→ **YOUR OBJECTIVE**
Repeat every entry word for word, skipping the pictures.

* * * * * * *

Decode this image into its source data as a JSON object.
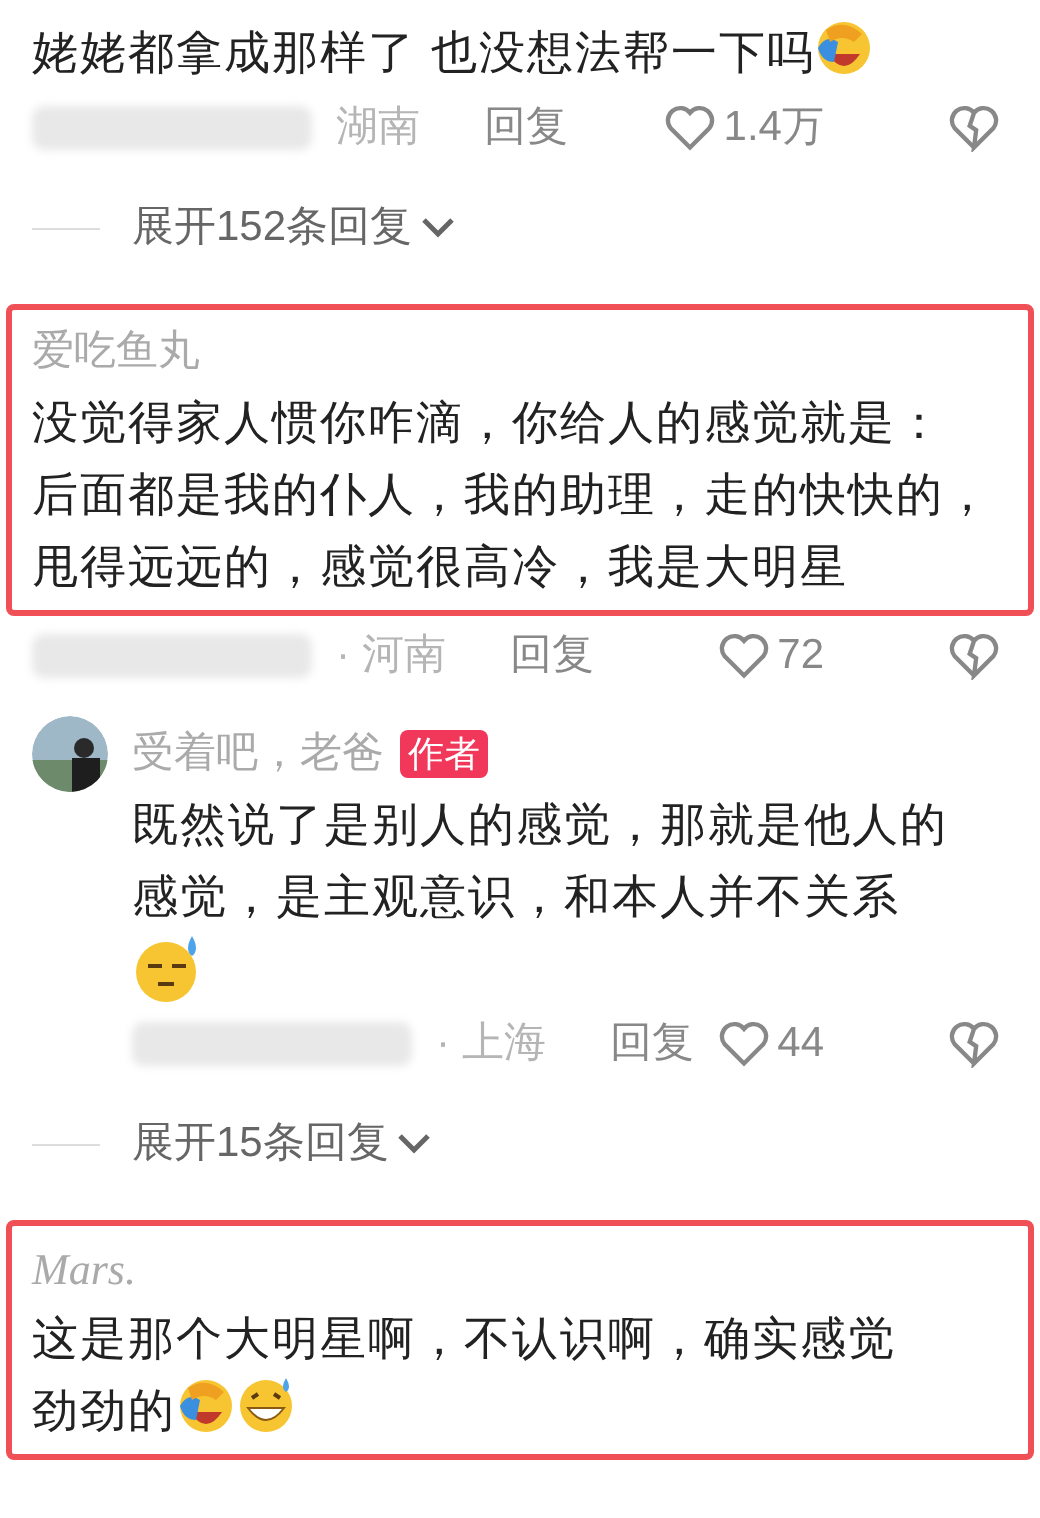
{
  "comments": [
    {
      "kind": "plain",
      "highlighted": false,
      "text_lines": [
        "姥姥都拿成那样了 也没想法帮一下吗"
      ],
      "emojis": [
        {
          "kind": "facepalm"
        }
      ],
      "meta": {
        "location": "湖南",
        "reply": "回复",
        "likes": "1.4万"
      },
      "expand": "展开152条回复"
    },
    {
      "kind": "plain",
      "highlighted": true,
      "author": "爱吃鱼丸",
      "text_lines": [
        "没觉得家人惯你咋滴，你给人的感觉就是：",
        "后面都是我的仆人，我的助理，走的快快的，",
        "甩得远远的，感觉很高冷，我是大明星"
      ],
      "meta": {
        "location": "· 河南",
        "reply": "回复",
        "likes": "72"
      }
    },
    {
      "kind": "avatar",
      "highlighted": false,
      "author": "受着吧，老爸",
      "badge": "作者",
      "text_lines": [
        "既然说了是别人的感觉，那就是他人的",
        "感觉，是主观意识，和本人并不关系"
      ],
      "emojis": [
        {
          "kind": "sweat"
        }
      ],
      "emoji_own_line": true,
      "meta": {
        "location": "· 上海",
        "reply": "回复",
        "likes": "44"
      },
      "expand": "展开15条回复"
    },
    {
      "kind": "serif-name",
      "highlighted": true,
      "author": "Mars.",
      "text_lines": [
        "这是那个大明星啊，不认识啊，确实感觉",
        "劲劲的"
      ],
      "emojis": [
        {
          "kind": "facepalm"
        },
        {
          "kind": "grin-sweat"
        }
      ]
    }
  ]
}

* * * * * * *

→ **RESULT OF THIS TASK**
Decode this image into its source data as a JSON object.
{
  "comments": [
    {
      "kind": "plain",
      "highlighted": false,
      "text_lines": [
        "姥姥都拿成那样了 也没想法帮一下吗"
      ],
      "emojis": [
        {
          "kind": "facepalm"
        }
      ],
      "meta": {
        "location": "湖南",
        "reply": "回复",
        "likes": "1.4万"
      },
      "expand": "展开152条回复"
    },
    {
      "kind": "plain",
      "highlighted": true,
      "author": "爱吃鱼丸",
      "text_lines": [
        "没觉得家人惯你咋滴，你给人的感觉就是：",
        "后面都是我的仆人，我的助理，走的快快的，",
        "甩得远远的，感觉很高冷，我是大明星"
      ],
      "meta": {
        "location": "· 河南",
        "reply": "回复",
        "likes": "72"
      }
    },
    {
      "kind": "avatar",
      "highlighted": false,
      "author": "受着吧，老爸",
      "badge": "作者",
      "text_lines": [
        "既然说了是别人的感觉，那就是他人的",
        "感觉，是主观意识，和本人并不关系"
      ],
      "emojis": [
        {
          "kind": "sweat"
        }
      ],
      "emoji_own_line": true,
      "meta": {
        "location": "· 上海",
        "reply": "回复",
        "likes": "44"
      },
      "expand": "展开15条回复"
    },
    {
      "kind": "serif-name",
      "highlighted": true,
      "author": "Mars.",
      "text_lines": [
        "这是那个大明星啊，不认识啊，确实感觉",
        "劲劲的"
      ],
      "emojis": [
        {
          "kind": "facepalm"
        },
        {
          "kind": "grin-sweat"
        }
      ]
    }
  ]
}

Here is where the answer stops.